▸ Job
From the entries that follow, pick out all lines holding "ylabel".

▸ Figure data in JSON
<<<<
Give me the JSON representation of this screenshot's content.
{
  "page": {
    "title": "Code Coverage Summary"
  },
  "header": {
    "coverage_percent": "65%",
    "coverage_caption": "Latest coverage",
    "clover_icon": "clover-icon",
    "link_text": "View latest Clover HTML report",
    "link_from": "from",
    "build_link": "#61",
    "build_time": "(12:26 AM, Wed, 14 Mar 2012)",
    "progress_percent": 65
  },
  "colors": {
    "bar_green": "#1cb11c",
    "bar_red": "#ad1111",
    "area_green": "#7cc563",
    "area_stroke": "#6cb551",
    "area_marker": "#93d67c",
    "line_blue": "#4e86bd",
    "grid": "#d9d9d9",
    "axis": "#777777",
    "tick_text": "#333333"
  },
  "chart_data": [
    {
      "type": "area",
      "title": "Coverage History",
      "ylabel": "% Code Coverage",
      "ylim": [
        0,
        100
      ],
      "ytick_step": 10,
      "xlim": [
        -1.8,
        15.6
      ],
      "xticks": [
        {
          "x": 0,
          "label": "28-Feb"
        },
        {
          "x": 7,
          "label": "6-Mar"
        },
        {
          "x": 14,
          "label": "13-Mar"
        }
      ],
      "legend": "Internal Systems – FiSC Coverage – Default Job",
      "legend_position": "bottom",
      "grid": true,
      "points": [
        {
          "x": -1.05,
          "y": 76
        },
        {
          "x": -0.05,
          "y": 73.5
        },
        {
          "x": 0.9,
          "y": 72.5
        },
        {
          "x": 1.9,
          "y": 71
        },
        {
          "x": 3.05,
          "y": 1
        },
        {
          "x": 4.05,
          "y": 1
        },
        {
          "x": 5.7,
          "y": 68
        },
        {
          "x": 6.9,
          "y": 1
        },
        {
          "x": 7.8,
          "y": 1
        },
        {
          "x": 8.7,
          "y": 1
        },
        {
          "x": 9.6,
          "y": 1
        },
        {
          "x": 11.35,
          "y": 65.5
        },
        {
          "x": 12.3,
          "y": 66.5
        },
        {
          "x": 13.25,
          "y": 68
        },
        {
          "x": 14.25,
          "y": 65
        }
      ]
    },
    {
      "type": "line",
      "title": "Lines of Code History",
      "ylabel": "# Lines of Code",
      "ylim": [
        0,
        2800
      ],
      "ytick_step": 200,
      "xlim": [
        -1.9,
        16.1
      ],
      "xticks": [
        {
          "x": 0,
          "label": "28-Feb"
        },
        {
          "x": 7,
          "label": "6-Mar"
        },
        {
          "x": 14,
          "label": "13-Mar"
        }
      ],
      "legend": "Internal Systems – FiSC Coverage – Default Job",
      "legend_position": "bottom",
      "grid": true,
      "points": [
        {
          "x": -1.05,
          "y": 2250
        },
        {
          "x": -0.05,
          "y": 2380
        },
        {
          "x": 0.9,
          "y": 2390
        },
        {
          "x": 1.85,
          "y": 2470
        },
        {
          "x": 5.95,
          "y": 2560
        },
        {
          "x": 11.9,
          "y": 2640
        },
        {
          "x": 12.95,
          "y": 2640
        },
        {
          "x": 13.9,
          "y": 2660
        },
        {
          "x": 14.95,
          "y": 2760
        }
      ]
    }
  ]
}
>>>>
▸ Answer to this exercise
      "ylabel": "% Code Coverage",
      "ylabel": "# Lines of Code",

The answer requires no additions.